■ Given request 1: In the text about Kohl's stock, what is the main issue the company faces?

■ Selected text:
Kohl's (NYSE:KSS) third quarter wasn't a particularly good one, with comparable-store sales growth being not only negative, but degrading compared to both last quarter and the same quarter last year. Profits declined as costs rose despite sagging revenue, and store traffic continued to be weak.
The best time to buy a stock is often when the company appears to be at its worst, although the success of this strategy requires the company to eventually recover. Kohl's certainly isn't standing still, launching various initiatives in an effort to boost sales, but it faces an extremely competitive landscape. Is it time to buy shares of Kohl's in the hopes that the company can return to growth? Or should the struggling company be avoided?
Kohl's biggest problem
The main issue facing Kohl's is the struggle to get customers to visit its stores. Store traffic has been declining, and in fact retail store traffic in general has weakened over the past few years. Kohl's is attempting to drive repeat visits to its stores in two ways, and so far both have shown progress.

■ Given request 2: Gather every line in the records below that contains the string "interactable".

■ Image region notes:
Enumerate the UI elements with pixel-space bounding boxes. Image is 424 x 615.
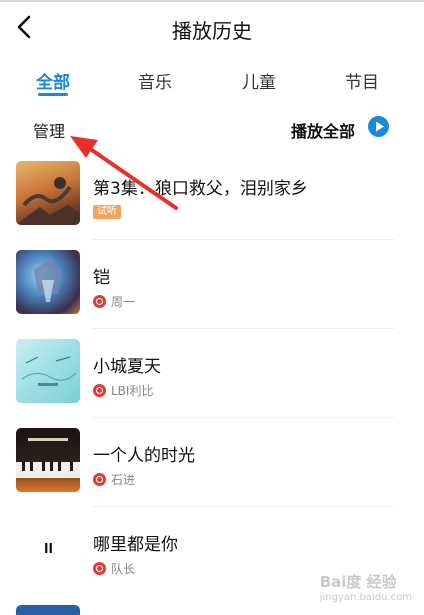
tab-bar: 全部 音乐 儿童 节目	[0, 68, 424, 102]
page-title: 播放历史	[172, 19, 252, 43]
artist-name: 石进	[111, 472, 136, 487]
track-meta: 周一	[93, 293, 135, 309]
track-title: 第3集：狼口救父，泪别家乡	[93, 179, 308, 199]
tab-music[interactable]: 音乐	[125, 68, 185, 93]
play-circle-icon[interactable]	[368, 116, 389, 137]
netease-music-icon	[93, 383, 106, 397]
artist-name: 队长	[111, 561, 136, 576]
track-title: 一个人的时光	[93, 446, 195, 466]
list-item[interactable]: 小城夏天 LBI利比	[0, 330, 424, 418]
list-item[interactable]: 铠 周一	[0, 241, 424, 329]
divider	[93, 506, 394, 507]
tab-all[interactable]: 全部	[23, 68, 83, 93]
header-bar: 播放历史	[0, 2, 424, 52]
pause-icon: ll	[44, 542, 53, 557]
tab-programs[interactable]: 节目	[332, 68, 392, 93]
cover-image	[16, 428, 80, 492]
tab-kids[interactable]: 儿童	[229, 68, 289, 93]
cover-image	[16, 250, 80, 314]
play-all-button[interactable]: 播放全部	[291, 118, 355, 142]
track-meta: 试听	[93, 204, 121, 220]
baidu-watermark-logo: Bai度 经验 jingyan.baidu.com	[319, 573, 412, 603]
divider	[93, 239, 394, 240]
track-meta: 队长	[93, 560, 135, 576]
track-meta: LBI利比	[93, 382, 153, 398]
netease-music-icon	[93, 294, 106, 308]
track-title: 哪里都是你	[93, 535, 178, 555]
manage-button[interactable]: 管理	[33, 118, 65, 142]
artist-name: 周一	[111, 294, 136, 309]
cover-image	[16, 339, 80, 403]
cover-image	[16, 161, 80, 225]
active-tab-indicator	[38, 93, 68, 96]
list-item[interactable]: 第3集：狼口救父，泪别家乡 试听	[0, 152, 424, 240]
trial-badge: 试听	[93, 205, 121, 219]
netease-music-icon	[93, 472, 106, 486]
track-title: 铠	[93, 268, 110, 288]
track-meta: 石进	[93, 471, 135, 487]
list-item[interactable]: 一个人的时光 石进	[0, 419, 424, 507]
track-title: 小城夏天	[93, 357, 161, 377]
divider	[93, 417, 394, 418]
divider	[93, 328, 394, 329]
next-cover-image	[16, 605, 80, 615]
artist-name: LBI利比	[111, 383, 154, 398]
netease-music-icon	[93, 561, 106, 575]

■ Response 1: The struggle to get customers to visit its stores.

■ Response 2:
tab-music[interactable]: 音乐	[125, 68, 185, 93]
play-circle-icon[interactable]	[368, 116, 389, 137]
list-item[interactable]: 小城夏天 LBI利比	[0, 330, 424, 418]
list-item[interactable]: 铠 周一	[0, 241, 424, 329]
tab-all[interactable]: 全部	[23, 68, 83, 93]
tab-programs[interactable]: 节目	[332, 68, 392, 93]
tab-kids[interactable]: 儿童	[229, 68, 289, 93]
play-all-button[interactable]: 播放全部	[291, 118, 355, 142]
manage-button[interactable]: 管理	[33, 118, 65, 142]
list-item[interactable]: 第3集：狼口救父，泪别家乡 试听	[0, 152, 424, 240]
list-item[interactable]: 一个人的时光 石进	[0, 419, 424, 507]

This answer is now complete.